_GIVEN TASK:_ Keep only the lines that hold the string "xlabel", filtering out the rest of the entries below.

_DATA TO USE:_
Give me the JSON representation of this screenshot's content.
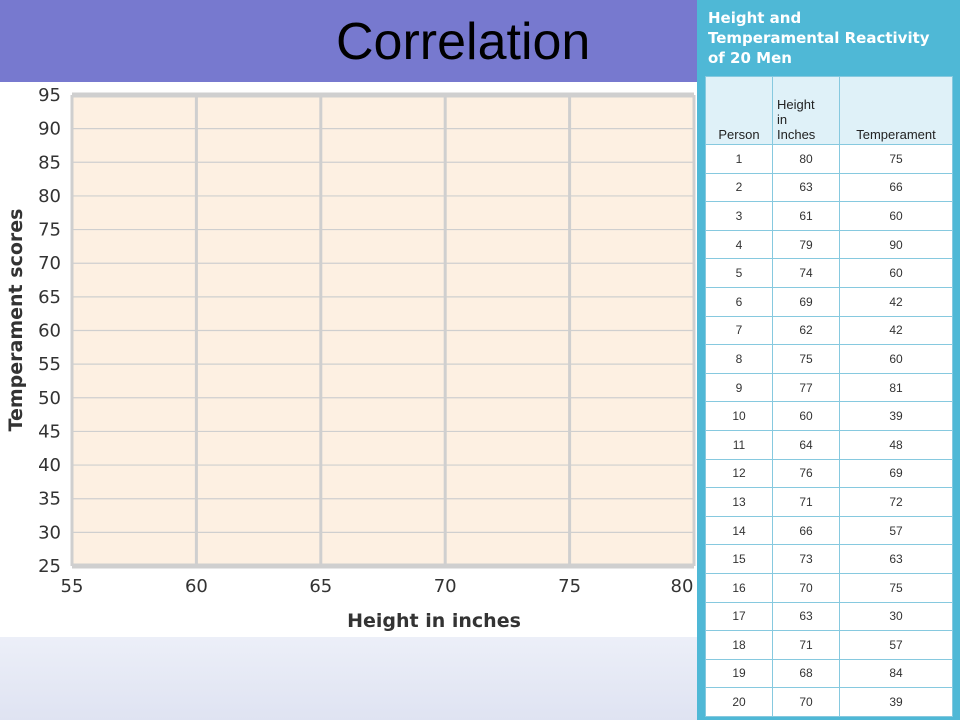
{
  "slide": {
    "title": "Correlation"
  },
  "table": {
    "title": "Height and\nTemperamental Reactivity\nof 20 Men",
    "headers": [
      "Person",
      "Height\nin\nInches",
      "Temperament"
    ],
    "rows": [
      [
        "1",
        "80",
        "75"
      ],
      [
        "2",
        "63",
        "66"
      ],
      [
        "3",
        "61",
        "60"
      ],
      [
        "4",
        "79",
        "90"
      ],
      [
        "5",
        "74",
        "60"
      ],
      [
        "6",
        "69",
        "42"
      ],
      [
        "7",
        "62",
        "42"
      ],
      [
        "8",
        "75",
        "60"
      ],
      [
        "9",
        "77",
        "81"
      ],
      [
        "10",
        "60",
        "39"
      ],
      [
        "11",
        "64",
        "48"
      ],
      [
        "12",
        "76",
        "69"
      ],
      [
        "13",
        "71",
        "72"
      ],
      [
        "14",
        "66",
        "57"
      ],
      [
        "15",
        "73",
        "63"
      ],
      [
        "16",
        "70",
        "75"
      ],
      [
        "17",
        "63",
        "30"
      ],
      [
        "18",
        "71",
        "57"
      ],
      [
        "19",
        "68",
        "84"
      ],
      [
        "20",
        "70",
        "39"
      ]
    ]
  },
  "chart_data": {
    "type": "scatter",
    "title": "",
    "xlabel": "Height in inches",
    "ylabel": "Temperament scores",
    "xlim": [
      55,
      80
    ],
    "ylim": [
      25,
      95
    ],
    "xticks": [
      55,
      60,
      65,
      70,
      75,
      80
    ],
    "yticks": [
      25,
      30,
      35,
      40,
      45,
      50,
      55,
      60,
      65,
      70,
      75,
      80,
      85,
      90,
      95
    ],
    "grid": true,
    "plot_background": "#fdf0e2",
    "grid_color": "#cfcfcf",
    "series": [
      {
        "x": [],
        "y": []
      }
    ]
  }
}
...
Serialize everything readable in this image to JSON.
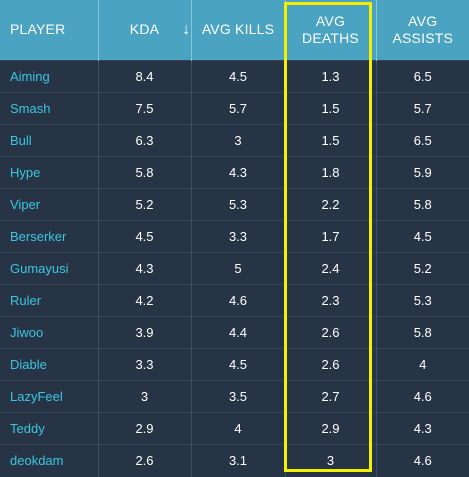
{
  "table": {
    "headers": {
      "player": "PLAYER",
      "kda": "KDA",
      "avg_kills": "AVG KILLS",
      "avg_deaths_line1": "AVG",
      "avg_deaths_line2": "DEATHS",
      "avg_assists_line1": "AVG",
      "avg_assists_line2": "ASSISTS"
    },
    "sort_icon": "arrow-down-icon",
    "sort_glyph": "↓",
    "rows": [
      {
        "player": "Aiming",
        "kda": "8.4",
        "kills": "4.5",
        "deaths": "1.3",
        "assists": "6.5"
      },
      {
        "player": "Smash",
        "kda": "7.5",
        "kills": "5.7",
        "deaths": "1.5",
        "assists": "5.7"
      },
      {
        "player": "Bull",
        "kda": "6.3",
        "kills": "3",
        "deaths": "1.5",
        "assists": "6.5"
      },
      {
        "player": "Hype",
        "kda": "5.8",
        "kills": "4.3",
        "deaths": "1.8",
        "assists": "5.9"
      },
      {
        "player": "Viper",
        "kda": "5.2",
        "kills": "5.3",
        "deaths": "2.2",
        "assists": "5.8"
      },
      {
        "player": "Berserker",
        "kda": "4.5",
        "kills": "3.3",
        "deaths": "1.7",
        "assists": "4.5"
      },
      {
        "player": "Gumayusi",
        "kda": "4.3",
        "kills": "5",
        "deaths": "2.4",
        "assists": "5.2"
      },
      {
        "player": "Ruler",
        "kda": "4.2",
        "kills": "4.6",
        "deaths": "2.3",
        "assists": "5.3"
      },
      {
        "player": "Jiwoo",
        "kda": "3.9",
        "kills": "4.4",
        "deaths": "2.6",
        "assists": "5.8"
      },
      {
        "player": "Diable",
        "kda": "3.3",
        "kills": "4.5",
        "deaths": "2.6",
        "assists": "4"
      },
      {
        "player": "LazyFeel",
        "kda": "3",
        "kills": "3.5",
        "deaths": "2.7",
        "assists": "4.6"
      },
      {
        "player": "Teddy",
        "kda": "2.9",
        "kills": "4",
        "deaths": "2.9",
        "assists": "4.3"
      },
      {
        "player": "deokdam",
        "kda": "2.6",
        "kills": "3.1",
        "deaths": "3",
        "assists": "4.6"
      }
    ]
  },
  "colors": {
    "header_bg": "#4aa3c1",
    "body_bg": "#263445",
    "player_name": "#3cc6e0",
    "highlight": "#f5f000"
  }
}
...
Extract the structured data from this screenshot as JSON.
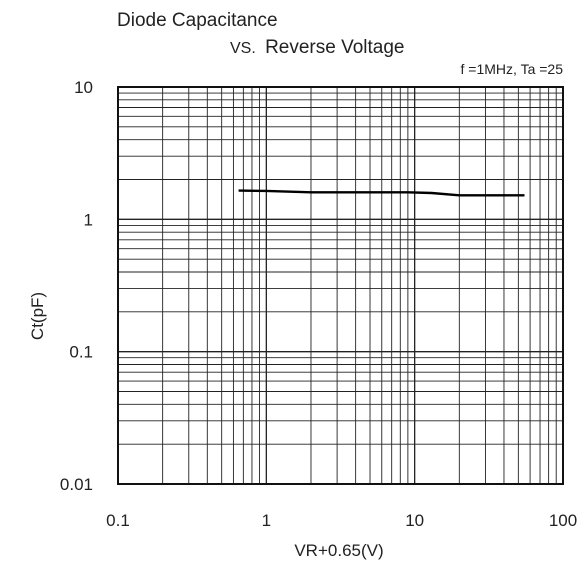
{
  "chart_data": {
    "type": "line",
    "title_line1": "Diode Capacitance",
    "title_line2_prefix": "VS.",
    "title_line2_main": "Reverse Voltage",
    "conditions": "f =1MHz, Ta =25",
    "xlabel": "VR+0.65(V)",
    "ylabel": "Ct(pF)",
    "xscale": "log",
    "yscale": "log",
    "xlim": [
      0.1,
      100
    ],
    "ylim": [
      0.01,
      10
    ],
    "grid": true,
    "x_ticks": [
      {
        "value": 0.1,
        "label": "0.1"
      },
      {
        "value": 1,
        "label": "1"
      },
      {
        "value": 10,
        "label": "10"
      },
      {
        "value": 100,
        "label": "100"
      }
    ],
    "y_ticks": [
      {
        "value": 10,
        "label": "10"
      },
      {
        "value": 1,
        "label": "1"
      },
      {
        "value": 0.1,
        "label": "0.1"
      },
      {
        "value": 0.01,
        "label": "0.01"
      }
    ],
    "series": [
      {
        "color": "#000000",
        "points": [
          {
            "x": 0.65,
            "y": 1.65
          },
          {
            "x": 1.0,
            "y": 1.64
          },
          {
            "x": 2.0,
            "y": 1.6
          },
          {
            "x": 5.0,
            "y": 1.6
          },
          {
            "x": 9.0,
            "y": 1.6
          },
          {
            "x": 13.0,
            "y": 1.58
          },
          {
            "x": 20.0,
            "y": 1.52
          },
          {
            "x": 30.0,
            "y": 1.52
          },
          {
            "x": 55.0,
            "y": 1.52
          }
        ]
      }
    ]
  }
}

_SOLUTION:_
    "xlabel": "Height in inches",
    "xlabel": "VR+0.65(V)",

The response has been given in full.